[TASK PROMPT] Transcribe the records below exactly.

[Entries taken from a collection]
* start *
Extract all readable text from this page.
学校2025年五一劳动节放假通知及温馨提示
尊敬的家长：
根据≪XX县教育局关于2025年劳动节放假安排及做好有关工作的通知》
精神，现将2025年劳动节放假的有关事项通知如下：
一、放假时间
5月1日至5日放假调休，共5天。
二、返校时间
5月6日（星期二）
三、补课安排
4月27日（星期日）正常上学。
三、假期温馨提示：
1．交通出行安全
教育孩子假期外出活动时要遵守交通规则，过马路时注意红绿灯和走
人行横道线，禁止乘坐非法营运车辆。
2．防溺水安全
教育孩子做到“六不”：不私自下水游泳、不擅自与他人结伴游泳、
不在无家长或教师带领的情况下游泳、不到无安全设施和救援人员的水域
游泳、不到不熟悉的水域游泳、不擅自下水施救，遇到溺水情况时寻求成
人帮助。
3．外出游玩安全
* end *
[FULL RESPONSE]
Extract all readable text from this page.
学校2025年五一劳动节放假通知及温馨提示
尊敬的家长：
根据≪XX县教育局关于2025年劳动节放假安排及做好有关工作的通知》
精神，现将2025年劳动节放假的有关事项通知如下：
一、放假时间
5月1日至5日放假调休，共5天。
二、返校时间
5月6日（星期二）
三、补课安排
4月27日（星期日）正常上学。
三、假期温馨提示：
1．交通出行安全
教育孩子假期外出活动时要遵守交通规则，过马路时注意红绿灯和走
人行横道线，禁止乘坐非法营运车辆。
2．防溺水安全
教育孩子做到“六不”：不私自下水游泳、不擅自与他人结伴游泳、
不在无家长或教师带领的情况下游泳、不到无安全设施和救援人员的水域
游泳、不到不熟悉的水域游泳、不擅自下水施救，遇到溺水情况时寻求成
人帮助。
3．外出游玩安全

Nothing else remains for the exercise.